**What the task requires:** Repeat the records below exactly.

--- START OF Data to process ---

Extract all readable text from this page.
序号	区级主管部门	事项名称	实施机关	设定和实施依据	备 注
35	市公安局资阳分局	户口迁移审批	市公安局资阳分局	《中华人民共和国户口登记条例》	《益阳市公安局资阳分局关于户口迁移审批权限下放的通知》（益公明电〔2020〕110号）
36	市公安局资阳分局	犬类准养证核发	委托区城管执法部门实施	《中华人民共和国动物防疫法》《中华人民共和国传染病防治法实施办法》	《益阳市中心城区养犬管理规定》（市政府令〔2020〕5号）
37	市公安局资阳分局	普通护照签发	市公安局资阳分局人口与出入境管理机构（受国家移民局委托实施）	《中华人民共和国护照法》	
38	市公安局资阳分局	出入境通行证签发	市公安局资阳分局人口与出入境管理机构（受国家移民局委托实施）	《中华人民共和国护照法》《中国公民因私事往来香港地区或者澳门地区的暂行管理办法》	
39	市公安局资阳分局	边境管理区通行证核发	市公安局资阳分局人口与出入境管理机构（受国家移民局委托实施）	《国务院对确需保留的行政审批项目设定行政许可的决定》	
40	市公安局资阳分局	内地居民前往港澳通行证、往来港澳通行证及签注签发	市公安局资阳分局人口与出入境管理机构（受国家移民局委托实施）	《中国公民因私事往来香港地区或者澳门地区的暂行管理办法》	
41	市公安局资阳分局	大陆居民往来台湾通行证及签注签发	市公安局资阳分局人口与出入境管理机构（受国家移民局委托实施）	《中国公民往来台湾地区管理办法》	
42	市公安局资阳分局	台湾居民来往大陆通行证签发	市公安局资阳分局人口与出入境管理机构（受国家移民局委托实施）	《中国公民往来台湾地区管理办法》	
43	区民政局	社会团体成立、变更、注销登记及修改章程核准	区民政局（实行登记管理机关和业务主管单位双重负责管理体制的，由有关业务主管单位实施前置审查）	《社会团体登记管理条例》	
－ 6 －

--- END OF Data to process ---

**Solution to this exercise:**
Extract all readable text from this page.
序号	区级主管部门	事项名称	实施机关	设定和实施依据	备 注
35	市公安局资阳分局	户口迁移审批	市公安局资阳分局	《中华人民共和国户口登记条例》	《益阳市公安局资阳分局关于户口迁移审批权限下放的通知》（益公明电〔2020〕110号）
36	市公安局资阳分局	犬类准养证核发	委托区城管执法部门实施	《中华人民共和国动物防疫法》《中华人民共和国传染病防治法实施办法》	《益阳市中心城区养犬管理规定》（市政府令〔2020〕5号）
37	市公安局资阳分局	普通护照签发	市公安局资阳分局人口与出入境管理机构（受国家移民局委托实施）	《中华人民共和国护照法》	
38	市公安局资阳分局	出入境通行证签发	市公安局资阳分局人口与出入境管理机构（受国家移民局委托实施）	《中华人民共和国护照法》《中国公民因私事往来香港地区或者澳门地区的暂行管理办法》	
39	市公安局资阳分局	边境管理区通行证核发	市公安局资阳分局人口与出入境管理机构（受国家移民局委托实施）	《国务院对确需保留的行政审批项目设定行政许可的决定》	
40	市公安局资阳分局	内地居民前往港澳通行证、往来港澳通行证及签注签发	市公安局资阳分局人口与出入境管理机构（受国家移民局委托实施）	《中国公民因私事往来香港地区或者澳门地区的暂行管理办法》	
41	市公安局资阳分局	大陆居民往来台湾通行证及签注签发	市公安局资阳分局人口与出入境管理机构（受国家移民局委托实施）	《中国公民往来台湾地区管理办法》	
42	市公安局资阳分局	台湾居民来往大陆通行证签发	市公安局资阳分局人口与出入境管理机构（受国家移民局委托实施）	《中国公民往来台湾地区管理办法》	
43	区民政局	社会团体成立、变更、注销登记及修改章程核准	区民政局（实行登记管理机关和业务主管单位双重负责管理体制的，由有关业务主管单位实施前置审查）	《社会团体登记管理条例》	
－ 6 －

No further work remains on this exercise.